WHAT NEEDS TO BE DONE :: Each entry below is to be printed verbatim.

>> start TASK INPUTS

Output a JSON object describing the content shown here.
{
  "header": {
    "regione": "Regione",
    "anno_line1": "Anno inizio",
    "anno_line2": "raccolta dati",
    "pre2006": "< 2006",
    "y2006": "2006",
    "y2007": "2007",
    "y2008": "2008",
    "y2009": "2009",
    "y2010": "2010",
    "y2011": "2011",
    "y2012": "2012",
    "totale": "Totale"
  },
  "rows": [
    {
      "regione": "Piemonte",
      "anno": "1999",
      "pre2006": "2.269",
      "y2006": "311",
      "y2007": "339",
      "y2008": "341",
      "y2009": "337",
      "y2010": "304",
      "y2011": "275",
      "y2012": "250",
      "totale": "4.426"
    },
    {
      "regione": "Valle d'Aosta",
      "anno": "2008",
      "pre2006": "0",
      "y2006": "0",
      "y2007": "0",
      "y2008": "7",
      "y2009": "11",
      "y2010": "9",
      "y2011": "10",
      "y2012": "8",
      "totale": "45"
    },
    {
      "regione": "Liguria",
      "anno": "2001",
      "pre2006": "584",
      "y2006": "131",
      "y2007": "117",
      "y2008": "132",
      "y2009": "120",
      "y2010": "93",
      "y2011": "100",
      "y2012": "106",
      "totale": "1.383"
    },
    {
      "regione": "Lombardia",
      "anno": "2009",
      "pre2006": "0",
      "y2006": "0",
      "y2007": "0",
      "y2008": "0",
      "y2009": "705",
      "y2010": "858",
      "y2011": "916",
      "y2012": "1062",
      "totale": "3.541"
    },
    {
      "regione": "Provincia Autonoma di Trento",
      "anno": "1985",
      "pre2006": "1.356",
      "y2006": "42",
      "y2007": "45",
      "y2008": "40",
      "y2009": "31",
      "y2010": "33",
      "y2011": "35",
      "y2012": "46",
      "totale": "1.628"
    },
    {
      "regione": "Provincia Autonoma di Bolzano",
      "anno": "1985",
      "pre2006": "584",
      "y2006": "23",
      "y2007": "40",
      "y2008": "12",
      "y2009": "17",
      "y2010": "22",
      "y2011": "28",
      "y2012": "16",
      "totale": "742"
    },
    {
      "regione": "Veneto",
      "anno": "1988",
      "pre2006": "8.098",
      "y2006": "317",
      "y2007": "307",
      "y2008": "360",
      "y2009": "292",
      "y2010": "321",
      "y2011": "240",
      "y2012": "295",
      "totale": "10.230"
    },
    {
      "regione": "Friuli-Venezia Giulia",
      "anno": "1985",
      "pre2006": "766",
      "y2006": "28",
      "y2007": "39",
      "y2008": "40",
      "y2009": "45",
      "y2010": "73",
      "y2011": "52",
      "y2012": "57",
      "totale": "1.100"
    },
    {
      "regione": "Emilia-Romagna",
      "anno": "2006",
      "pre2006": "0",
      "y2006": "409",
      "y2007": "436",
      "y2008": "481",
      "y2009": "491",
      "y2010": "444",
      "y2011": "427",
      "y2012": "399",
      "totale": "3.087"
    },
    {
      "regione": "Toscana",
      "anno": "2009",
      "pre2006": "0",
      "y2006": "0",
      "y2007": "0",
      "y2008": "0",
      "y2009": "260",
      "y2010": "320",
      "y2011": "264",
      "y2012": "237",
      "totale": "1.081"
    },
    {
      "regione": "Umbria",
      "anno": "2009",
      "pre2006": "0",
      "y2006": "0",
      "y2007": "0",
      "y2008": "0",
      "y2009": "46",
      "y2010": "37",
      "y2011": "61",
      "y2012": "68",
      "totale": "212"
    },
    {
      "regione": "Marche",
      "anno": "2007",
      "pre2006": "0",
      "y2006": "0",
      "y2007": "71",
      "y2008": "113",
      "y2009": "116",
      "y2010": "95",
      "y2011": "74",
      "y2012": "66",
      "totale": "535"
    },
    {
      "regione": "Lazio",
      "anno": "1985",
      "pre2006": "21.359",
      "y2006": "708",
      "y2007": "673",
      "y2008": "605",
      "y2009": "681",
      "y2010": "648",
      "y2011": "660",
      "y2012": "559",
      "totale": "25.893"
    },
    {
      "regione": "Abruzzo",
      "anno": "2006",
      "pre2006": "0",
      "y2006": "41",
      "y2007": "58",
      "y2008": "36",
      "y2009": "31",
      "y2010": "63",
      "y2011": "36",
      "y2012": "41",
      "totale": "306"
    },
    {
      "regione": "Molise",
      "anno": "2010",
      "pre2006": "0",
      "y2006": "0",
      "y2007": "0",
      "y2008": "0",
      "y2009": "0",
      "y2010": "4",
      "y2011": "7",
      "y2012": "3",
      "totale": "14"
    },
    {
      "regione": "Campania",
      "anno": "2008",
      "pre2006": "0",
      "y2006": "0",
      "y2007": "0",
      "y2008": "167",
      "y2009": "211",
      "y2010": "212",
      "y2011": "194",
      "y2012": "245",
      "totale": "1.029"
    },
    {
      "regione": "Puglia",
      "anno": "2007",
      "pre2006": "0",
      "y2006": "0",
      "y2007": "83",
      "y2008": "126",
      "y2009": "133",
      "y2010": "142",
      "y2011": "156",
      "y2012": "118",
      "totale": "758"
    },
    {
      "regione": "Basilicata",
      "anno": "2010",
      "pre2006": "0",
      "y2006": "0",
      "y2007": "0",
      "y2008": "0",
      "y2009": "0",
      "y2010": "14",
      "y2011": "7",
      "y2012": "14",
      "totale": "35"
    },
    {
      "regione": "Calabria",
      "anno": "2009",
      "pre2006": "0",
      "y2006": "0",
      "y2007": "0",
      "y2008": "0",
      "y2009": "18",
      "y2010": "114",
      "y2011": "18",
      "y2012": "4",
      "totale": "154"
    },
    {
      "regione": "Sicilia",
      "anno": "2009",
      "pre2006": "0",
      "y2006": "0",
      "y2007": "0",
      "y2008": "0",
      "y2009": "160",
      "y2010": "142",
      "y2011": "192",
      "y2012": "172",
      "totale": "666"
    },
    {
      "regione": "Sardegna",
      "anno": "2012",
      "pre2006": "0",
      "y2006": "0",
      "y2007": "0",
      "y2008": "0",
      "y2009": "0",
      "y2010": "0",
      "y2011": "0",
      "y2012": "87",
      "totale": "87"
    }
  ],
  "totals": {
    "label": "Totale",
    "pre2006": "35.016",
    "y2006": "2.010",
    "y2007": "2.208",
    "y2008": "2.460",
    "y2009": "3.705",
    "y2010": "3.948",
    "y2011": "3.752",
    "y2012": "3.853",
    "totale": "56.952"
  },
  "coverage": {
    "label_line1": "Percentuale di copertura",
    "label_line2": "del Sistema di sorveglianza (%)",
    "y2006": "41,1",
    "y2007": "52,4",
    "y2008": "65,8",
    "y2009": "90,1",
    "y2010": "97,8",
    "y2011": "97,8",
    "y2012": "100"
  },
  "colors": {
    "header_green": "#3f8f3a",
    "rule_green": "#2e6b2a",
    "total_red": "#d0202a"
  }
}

>> end TASK INPUTS

TASK OUTPUT ::
Output a JSON object describing the content shown here.
{
  "header": {
    "regione": "Regione",
    "anno_line1": "Anno inizio",
    "anno_line2": "raccolta dati",
    "pre2006": "< 2006",
    "y2006": "2006",
    "y2007": "2007",
    "y2008": "2008",
    "y2009": "2009",
    "y2010": "2010",
    "y2011": "2011",
    "y2012": "2012",
    "totale": "Totale"
  },
  "rows": [
    {
      "regione": "Piemonte",
      "anno": "1999",
      "pre2006": "2.269",
      "y2006": "311",
      "y2007": "339",
      "y2008": "341",
      "y2009": "337",
      "y2010": "304",
      "y2011": "275",
      "y2012": "250",
      "totale": "4.426"
    },
    {
      "regione": "Valle d'Aosta",
      "anno": "2008",
      "pre2006": "0",
      "y2006": "0",
      "y2007": "0",
      "y2008": "7",
      "y2009": "11",
      "y2010": "9",
      "y2011": "10",
      "y2012": "8",
      "totale": "45"
    },
    {
      "regione": "Liguria",
      "anno": "2001",
      "pre2006": "584",
      "y2006": "131",
      "y2007": "117",
      "y2008": "132",
      "y2009": "120",
      "y2010": "93",
      "y2011": "100",
      "y2012": "106",
      "totale": "1.383"
    },
    {
      "regione": "Lombardia",
      "anno": "2009",
      "pre2006": "0",
      "y2006": "0",
      "y2007": "0",
      "y2008": "0",
      "y2009": "705",
      "y2010": "858",
      "y2011": "916",
      "y2012": "1062",
      "totale": "3.541"
    },
    {
      "regione": "Provincia Autonoma di Trento",
      "anno": "1985",
      "pre2006": "1.356",
      "y2006": "42",
      "y2007": "45",
      "y2008": "40",
      "y2009": "31",
      "y2010": "33",
      "y2011": "35",
      "y2012": "46",
      "totale": "1.628"
    },
    {
      "regione": "Provincia Autonoma di Bolzano",
      "anno": "1985",
      "pre2006": "584",
      "y2006": "23",
      "y2007": "40",
      "y2008": "12",
      "y2009": "17",
      "y2010": "22",
      "y2011": "28",
      "y2012": "16",
      "totale": "742"
    },
    {
      "regione": "Veneto",
      "anno": "1988",
      "pre2006": "8.098",
      "y2006": "317",
      "y2007": "307",
      "y2008": "360",
      "y2009": "292",
      "y2010": "321",
      "y2011": "240",
      "y2012": "295",
      "totale": "10.230"
    },
    {
      "regione": "Friuli-Venezia Giulia",
      "anno": "1985",
      "pre2006": "766",
      "y2006": "28",
      "y2007": "39",
      "y2008": "40",
      "y2009": "45",
      "y2010": "73",
      "y2011": "52",
      "y2012": "57",
      "totale": "1.100"
    },
    {
      "regione": "Emilia-Romagna",
      "anno": "2006",
      "pre2006": "0",
      "y2006": "409",
      "y2007": "436",
      "y2008": "481",
      "y2009": "491",
      "y2010": "444",
      "y2011": "427",
      "y2012": "399",
      "totale": "3.087"
    },
    {
      "regione": "Toscana",
      "anno": "2009",
      "pre2006": "0",
      "y2006": "0",
      "y2007": "0",
      "y2008": "0",
      "y2009": "260",
      "y2010": "320",
      "y2011": "264",
      "y2012": "237",
      "totale": "1.081"
    },
    {
      "regione": "Umbria",
      "anno": "2009",
      "pre2006": "0",
      "y2006": "0",
      "y2007": "0",
      "y2008": "0",
      "y2009": "46",
      "y2010": "37",
      "y2011": "61",
      "y2012": "68",
      "totale": "212"
    },
    {
      "regione": "Marche",
      "anno": "2007",
      "pre2006": "0",
      "y2006": "0",
      "y2007": "71",
      "y2008": "113",
      "y2009": "116",
      "y2010": "95",
      "y2011": "74",
      "y2012": "66",
      "totale": "535"
    },
    {
      "regione": "Lazio",
      "anno": "1985",
      "pre2006": "21.359",
      "y2006": "708",
      "y2007": "673",
      "y2008": "605",
      "y2009": "681",
      "y2010": "648",
      "y2011": "660",
      "y2012": "559",
      "totale": "25.893"
    },
    {
      "regione": "Abruzzo",
      "anno": "2006",
      "pre2006": "0",
      "y2006": "41",
      "y2007": "58",
      "y2008": "36",
      "y2009": "31",
      "y2010": "63",
      "y2011": "36",
      "y2012": "41",
      "totale": "306"
    },
    {
      "regione": "Molise",
      "anno": "2010",
      "pre2006": "0",
      "y2006": "0",
      "y2007": "0",
      "y2008": "0",
      "y2009": "0",
      "y2010": "4",
      "y2011": "7",
      "y2012": "3",
      "totale": "14"
    },
    {
      "regione": "Campania",
      "anno": "2008",
      "pre2006": "0",
      "y2006": "0",
      "y2007": "0",
      "y2008": "167",
      "y2009": "211",
      "y2010": "212",
      "y2011": "194",
      "y2012": "245",
      "totale": "1.029"
    },
    {
      "regione": "Puglia",
      "anno": "2007",
      "pre2006": "0",
      "y2006": "0",
      "y2007": "83",
      "y2008": "126",
      "y2009": "133",
      "y2010": "142",
      "y2011": "156",
      "y2012": "118",
      "totale": "758"
    },
    {
      "regione": "Basilicata",
      "anno": "2010",
      "pre2006": "0",
      "y2006": "0",
      "y2007": "0",
      "y2008": "0",
      "y2009": "0",
      "y2010": "14",
      "y2011": "7",
      "y2012": "14",
      "totale": "35"
    },
    {
      "regione": "Calabria",
      "anno": "2009",
      "pre2006": "0",
      "y2006": "0",
      "y2007": "0",
      "y2008": "0",
      "y2009": "18",
      "y2010": "114",
      "y2011": "18",
      "y2012": "4",
      "totale": "154"
    },
    {
      "regione": "Sicilia",
      "anno": "2009",
      "pre2006": "0",
      "y2006": "0",
      "y2007": "0",
      "y2008": "0",
      "y2009": "160",
      "y2010": "142",
      "y2011": "192",
      "y2012": "172",
      "totale": "666"
    },
    {
      "regione": "Sardegna",
      "anno": "2012",
      "pre2006": "0",
      "y2006": "0",
      "y2007": "0",
      "y2008": "0",
      "y2009": "0",
      "y2010": "0",
      "y2011": "0",
      "y2012": "87",
      "totale": "87"
    }
  ],
  "totals": {
    "label": "Totale",
    "pre2006": "35.016",
    "y2006": "2.010",
    "y2007": "2.208",
    "y2008": "2.460",
    "y2009": "3.705",
    "y2010": "3.948",
    "y2011": "3.752",
    "y2012": "3.853",
    "totale": "56.952"
  },
  "coverage": {
    "label_line1": "Percentuale di copertura",
    "label_line2": "del Sistema di sorveglianza (%)",
    "y2006": "41,1",
    "y2007": "52,4",
    "y2008": "65,8",
    "y2009": "90,1",
    "y2010": "97,8",
    "y2011": "97,8",
    "y2012": "100"
  },
  "colors": {
    "header_green": "#3f8f3a",
    "rule_green": "#2e6b2a",
    "total_red": "#d0202a"
  }
}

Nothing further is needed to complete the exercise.